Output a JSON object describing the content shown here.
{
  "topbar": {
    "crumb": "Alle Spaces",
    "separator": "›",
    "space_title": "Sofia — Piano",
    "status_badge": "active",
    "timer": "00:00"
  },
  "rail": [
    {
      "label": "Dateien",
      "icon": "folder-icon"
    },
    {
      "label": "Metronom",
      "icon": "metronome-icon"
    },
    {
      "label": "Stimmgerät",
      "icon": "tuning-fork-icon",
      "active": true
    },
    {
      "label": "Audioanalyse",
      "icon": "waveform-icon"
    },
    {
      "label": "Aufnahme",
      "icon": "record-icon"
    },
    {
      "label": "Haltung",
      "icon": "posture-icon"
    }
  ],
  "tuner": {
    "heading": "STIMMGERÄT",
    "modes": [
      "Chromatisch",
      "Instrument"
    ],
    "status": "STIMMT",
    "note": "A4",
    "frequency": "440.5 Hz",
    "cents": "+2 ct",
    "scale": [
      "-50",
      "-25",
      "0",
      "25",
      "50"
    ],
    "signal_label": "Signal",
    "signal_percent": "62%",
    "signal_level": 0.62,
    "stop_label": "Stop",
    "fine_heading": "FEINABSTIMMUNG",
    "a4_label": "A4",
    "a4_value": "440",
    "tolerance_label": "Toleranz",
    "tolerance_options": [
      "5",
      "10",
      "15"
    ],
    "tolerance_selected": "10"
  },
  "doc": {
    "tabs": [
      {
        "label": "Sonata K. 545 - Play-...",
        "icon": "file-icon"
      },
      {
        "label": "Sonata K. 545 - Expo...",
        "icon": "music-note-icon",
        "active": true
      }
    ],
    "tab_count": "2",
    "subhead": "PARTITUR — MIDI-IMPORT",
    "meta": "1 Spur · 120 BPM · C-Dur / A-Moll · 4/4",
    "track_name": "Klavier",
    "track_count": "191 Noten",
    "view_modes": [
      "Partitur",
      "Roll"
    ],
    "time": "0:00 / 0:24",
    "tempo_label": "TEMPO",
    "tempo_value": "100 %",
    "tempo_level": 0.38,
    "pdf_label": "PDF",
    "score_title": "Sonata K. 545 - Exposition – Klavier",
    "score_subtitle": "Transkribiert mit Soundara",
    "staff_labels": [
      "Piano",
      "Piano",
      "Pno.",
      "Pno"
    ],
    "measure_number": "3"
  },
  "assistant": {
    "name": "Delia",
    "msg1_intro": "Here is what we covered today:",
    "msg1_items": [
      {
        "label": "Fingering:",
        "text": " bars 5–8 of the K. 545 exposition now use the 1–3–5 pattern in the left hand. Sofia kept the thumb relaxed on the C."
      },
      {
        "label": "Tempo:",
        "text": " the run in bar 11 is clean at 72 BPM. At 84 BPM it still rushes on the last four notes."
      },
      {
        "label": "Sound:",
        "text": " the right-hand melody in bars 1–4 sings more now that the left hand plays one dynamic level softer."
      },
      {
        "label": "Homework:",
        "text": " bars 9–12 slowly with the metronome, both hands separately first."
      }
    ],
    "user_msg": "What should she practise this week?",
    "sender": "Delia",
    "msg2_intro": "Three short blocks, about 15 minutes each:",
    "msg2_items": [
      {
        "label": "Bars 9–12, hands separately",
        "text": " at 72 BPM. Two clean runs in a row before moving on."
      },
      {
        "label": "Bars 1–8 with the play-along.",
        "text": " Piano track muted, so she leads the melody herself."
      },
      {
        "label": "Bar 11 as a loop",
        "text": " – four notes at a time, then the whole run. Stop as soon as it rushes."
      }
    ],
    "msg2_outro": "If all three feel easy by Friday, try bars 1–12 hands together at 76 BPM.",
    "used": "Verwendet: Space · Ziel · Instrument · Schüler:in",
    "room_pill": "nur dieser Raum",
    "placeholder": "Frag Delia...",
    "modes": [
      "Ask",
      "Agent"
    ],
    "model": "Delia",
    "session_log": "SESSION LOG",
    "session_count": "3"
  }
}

──────────────────────────────

• [WHAT IS ASKED]
Return the whole listing exactly, with every line included.

• [RESULT]
Output a JSON object describing the content shown here.
{
  "topbar": {
    "crumb": "Alle Spaces",
    "separator": "›",
    "space_title": "Sofia — Piano",
    "status_badge": "active",
    "timer": "00:00"
  },
  "rail": [
    {
      "label": "Dateien",
      "icon": "folder-icon"
    },
    {
      "label": "Metronom",
      "icon": "metronome-icon"
    },
    {
      "label": "Stimmgerät",
      "icon": "tuning-fork-icon",
      "active": true
    },
    {
      "label": "Audioanalyse",
      "icon": "waveform-icon"
    },
    {
      "label": "Aufnahme",
      "icon": "record-icon"
    },
    {
      "label": "Haltung",
      "icon": "posture-icon"
    }
  ],
  "tuner": {
    "heading": "STIMMGERÄT",
    "modes": [
      "Chromatisch",
      "Instrument"
    ],
    "status": "STIMMT",
    "note": "A4",
    "frequency": "440.5 Hz",
    "cents": "+2 ct",
    "scale": [
      "-50",
      "-25",
      "0",
      "25",
      "50"
    ],
    "signal_label": "Signal",
    "signal_percent": "62%",
    "signal_level": 0.62,
    "stop_label": "Stop",
    "fine_heading": "FEINABSTIMMUNG",
    "a4_label": "A4",
    "a4_value": "440",
    "tolerance_label": "Toleranz",
    "tolerance_options": [
      "5",
      "10",
      "15"
    ],
    "tolerance_selected": "10"
  },
  "doc": {
    "tabs": [
      {
        "label": "Sonata K. 545 - Play-...",
        "icon": "file-icon"
      },
      {
        "label": "Sonata K. 545 - Expo...",
        "icon": "music-note-icon",
        "active": true
      }
    ],
    "tab_count": "2",
    "subhead": "PARTITUR — MIDI-IMPORT",
    "meta": "1 Spur · 120 BPM · C-Dur / A-Moll · 4/4",
    "track_name": "Klavier",
    "track_count": "191 Noten",
    "view_modes": [
      "Partitur",
      "Roll"
    ],
    "time": "0:00 / 0:24",
    "tempo_label": "TEMPO",
    "tempo_value": "100 %",
    "tempo_level": 0.38,
    "pdf_label": "PDF",
    "score_title": "Sonata K. 545 - Exposition – Klavier",
    "score_subtitle": "Transkribiert mit Soundara",
    "staff_labels": [
      "Piano",
      "Piano",
      "Pno.",
      "Pno"
    ],
    "measure_number": "3"
  },
  "assistant": {
    "name": "Delia",
    "msg1_intro": "Here is what we covered today:",
    "msg1_items": [
      {
        "label": "Fingering:",
        "text": " bars 5–8 of the K. 545 exposition now use the 1–3–5 pattern in the left hand. Sofia kept the thumb relaxed on the C."
      },
      {
        "label": "Tempo:",
        "text": " the run in bar 11 is clean at 72 BPM. At 84 BPM it still rushes on the last four notes."
      },
      {
        "label": "Sound:",
        "text": " the right-hand melody in bars 1–4 sings more now that the left hand plays one dynamic level softer."
      },
      {
        "label": "Homework:",
        "text": " bars 9–12 slowly with the metronome, both hands separately first."
      }
    ],
    "user_msg": "What should she practise this week?",
    "sender": "Delia",
    "msg2_intro": "Three short blocks, about 15 minutes each:",
    "msg2_items": [
      {
        "label": "Bars 9–12, hands separately",
        "text": " at 72 BPM. Two clean runs in a row before moving on."
      },
      {
        "label": "Bars 1–8 with the play-along.",
        "text": " Piano track muted, so she leads the melody herself."
      },
      {
        "label": "Bar 11 as a loop",
        "text": " – four notes at a time, then the whole run. Stop as soon as it rushes."
      }
    ],
    "msg2_outro": "If all three feel easy by Friday, try bars 1–12 hands together at 76 BPM.",
    "used": "Verwendet: Space · Ziel · Instrument · Schüler:in",
    "room_pill": "nur dieser Raum",
    "placeholder": "Frag Delia...",
    "modes": [
      "Ask",
      "Agent"
    ],
    "model": "Delia",
    "session_log": "SESSION LOG",
    "session_count": "3"
  }
}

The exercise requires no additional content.